Records from a dataset
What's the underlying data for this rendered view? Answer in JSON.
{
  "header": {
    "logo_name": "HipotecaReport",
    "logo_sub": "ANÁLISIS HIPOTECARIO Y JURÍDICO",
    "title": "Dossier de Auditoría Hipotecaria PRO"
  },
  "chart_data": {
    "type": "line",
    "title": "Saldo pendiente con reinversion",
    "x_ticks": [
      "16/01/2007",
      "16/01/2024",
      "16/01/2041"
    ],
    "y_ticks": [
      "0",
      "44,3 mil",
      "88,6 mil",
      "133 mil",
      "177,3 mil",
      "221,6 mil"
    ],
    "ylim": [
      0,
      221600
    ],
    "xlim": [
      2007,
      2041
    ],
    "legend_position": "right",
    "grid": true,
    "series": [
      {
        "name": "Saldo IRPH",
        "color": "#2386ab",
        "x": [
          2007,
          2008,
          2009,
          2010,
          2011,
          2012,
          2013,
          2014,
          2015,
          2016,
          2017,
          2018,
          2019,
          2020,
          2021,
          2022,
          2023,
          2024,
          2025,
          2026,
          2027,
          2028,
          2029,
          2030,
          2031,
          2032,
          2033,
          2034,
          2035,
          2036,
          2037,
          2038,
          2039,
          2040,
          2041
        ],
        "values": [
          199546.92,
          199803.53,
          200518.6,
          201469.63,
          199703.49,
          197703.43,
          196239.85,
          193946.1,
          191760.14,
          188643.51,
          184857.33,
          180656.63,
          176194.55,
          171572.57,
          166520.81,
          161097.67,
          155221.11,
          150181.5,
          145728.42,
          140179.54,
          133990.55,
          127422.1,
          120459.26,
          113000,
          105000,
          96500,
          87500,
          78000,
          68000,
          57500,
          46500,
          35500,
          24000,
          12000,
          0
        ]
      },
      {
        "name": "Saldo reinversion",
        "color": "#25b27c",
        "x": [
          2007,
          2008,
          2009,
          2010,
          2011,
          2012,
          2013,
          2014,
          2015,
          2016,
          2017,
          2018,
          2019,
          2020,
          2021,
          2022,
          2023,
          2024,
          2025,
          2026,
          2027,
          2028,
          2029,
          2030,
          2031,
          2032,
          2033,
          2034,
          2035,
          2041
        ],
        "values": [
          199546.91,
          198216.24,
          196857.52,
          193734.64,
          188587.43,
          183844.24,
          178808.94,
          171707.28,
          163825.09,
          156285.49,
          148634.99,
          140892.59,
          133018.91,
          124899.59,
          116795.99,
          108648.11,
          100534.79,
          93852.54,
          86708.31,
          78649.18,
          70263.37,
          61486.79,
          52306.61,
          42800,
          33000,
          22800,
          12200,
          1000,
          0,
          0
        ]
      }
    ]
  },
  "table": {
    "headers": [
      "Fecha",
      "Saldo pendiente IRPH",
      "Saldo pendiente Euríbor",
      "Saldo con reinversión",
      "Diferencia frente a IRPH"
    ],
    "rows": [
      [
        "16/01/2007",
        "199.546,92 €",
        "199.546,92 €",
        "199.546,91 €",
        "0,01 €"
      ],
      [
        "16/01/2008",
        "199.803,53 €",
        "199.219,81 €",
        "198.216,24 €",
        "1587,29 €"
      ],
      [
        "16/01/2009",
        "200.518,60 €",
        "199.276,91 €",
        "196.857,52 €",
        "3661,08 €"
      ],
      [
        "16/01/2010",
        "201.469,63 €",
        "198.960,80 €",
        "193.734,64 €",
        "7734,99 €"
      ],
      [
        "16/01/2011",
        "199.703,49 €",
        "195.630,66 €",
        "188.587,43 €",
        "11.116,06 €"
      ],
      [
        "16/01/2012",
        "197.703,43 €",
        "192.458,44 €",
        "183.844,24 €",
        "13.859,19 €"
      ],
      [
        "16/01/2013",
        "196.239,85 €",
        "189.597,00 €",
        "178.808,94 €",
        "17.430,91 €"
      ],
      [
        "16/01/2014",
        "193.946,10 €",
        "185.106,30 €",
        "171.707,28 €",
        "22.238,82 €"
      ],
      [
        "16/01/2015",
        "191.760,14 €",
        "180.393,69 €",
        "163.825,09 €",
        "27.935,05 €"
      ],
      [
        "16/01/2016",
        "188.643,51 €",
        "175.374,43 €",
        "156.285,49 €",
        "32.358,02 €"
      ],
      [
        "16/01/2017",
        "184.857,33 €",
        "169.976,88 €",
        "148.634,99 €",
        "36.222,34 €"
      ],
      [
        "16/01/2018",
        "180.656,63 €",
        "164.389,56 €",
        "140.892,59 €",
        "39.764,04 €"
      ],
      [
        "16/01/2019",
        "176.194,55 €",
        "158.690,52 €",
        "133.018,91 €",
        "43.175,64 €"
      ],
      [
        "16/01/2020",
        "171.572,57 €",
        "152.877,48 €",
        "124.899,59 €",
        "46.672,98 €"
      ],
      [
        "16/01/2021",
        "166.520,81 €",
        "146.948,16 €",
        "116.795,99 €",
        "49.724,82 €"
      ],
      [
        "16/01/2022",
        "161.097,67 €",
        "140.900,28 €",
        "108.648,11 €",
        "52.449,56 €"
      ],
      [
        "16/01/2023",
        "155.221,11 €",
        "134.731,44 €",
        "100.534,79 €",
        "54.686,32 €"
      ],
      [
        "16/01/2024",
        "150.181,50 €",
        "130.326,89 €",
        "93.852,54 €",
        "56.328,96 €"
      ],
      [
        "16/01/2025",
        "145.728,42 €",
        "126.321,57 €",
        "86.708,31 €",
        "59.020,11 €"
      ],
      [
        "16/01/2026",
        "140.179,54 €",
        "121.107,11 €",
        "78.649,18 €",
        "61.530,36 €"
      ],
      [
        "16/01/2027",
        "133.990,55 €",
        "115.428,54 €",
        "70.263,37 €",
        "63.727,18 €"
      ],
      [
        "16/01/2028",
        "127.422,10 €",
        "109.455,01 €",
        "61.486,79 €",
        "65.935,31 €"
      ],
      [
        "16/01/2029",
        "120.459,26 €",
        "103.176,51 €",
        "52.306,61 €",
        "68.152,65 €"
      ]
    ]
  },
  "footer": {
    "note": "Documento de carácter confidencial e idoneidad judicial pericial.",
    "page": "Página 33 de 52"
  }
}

WORK TO BE COMPLETED
Return from the data every line that holds "title".

EXERCISE RESPONSE
    "title": "Dossier de Auditoría Hipotecaria PRO"
    "title": "Saldo pendiente con reinversion",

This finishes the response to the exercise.